**Working data:**
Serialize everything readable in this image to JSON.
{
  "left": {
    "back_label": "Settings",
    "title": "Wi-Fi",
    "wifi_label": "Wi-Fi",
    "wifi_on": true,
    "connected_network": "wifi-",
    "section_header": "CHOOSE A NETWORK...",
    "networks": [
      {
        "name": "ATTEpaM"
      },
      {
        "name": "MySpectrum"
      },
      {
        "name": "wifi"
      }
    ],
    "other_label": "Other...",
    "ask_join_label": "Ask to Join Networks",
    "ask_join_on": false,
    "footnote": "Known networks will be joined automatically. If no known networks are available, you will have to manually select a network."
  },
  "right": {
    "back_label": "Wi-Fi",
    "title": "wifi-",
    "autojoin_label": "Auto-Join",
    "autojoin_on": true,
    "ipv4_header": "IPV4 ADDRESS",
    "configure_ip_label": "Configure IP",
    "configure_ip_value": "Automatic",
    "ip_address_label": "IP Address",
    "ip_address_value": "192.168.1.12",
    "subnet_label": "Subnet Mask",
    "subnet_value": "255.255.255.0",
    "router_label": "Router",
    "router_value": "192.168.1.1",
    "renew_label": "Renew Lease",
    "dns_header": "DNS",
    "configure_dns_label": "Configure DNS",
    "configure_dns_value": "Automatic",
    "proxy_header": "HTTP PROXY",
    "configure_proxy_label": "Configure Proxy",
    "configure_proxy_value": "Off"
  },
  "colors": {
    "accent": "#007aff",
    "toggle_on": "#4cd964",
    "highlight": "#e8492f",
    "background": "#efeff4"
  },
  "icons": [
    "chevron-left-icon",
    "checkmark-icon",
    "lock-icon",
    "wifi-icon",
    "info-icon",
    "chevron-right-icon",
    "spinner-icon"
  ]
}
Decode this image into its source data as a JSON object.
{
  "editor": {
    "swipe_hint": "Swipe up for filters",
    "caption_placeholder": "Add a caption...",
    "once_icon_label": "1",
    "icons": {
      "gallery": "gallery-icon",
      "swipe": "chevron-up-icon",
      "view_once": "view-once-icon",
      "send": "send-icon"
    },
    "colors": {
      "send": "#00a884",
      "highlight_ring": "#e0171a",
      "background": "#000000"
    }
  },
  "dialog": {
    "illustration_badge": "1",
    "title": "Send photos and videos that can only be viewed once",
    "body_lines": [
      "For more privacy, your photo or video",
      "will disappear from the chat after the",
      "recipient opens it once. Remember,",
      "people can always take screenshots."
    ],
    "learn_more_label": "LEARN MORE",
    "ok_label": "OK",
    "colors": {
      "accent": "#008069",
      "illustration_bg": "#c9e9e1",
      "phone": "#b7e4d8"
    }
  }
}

**Task statement:** Copy the material above back out, exactly as written.

**The reply:**
Serialize everything readable in this image to JSON.
{
  "left": {
    "back_label": "Settings",
    "title": "Wi-Fi",
    "wifi_label": "Wi-Fi",
    "wifi_on": true,
    "connected_network": "wifi-",
    "section_header": "CHOOSE A NETWORK...",
    "networks": [
      {
        "name": "ATTEpaM"
      },
      {
        "name": "MySpectrum"
      },
      {
        "name": "wifi"
      }
    ],
    "other_label": "Other...",
    "ask_join_label": "Ask to Join Networks",
    "ask_join_on": false,
    "footnote": "Known networks will be joined automatically. If no known networks are available, you will have to manually select a network."
  },
  "right": {
    "back_label": "Wi-Fi",
    "title": "wifi-",
    "autojoin_label": "Auto-Join",
    "autojoin_on": true,
    "ipv4_header": "IPV4 ADDRESS",
    "configure_ip_label": "Configure IP",
    "configure_ip_value": "Automatic",
    "ip_address_label": "IP Address",
    "ip_address_value": "192.168.1.12",
    "subnet_label": "Subnet Mask",
    "subnet_value": "255.255.255.0",
    "router_label": "Router",
    "router_value": "192.168.1.1",
    "renew_label": "Renew Lease",
    "dns_header": "DNS",
    "configure_dns_label": "Configure DNS",
    "configure_dns_value": "Automatic",
    "proxy_header": "HTTP PROXY",
    "configure_proxy_label": "Configure Proxy",
    "configure_proxy_value": "Off"
  },
  "colors": {
    "accent": "#007aff",
    "toggle_on": "#4cd964",
    "highlight": "#e8492f",
    "background": "#efeff4"
  },
  "icons": [
    "chevron-left-icon",
    "checkmark-icon",
    "lock-icon",
    "wifi-icon",
    "info-icon",
    "chevron-right-icon",
    "spinner-icon"
  ]
}
Decode this image into its source data as a JSON object.
{
  "editor": {
    "swipe_hint": "Swipe up for filters",
    "caption_placeholder": "Add a caption...",
    "once_icon_label": "1",
    "icons": {
      "gallery": "gallery-icon",
      "swipe": "chevron-up-icon",
      "view_once": "view-once-icon",
      "send": "send-icon"
    },
    "colors": {
      "send": "#00a884",
      "highlight_ring": "#e0171a",
      "background": "#000000"
    }
  },
  "dialog": {
    "illustration_badge": "1",
    "title": "Send photos and videos that can only be viewed once",
    "body_lines": [
      "For more privacy, your photo or video",
      "will disappear from the chat after the",
      "recipient opens it once. Remember,",
      "people can always take screenshots."
    ],
    "learn_more_label": "LEARN MORE",
    "ok_label": "OK",
    "colors": {
      "accent": "#008069",
      "illustration_bg": "#c9e9e1",
      "phone": "#b7e4d8"
    }
  }
}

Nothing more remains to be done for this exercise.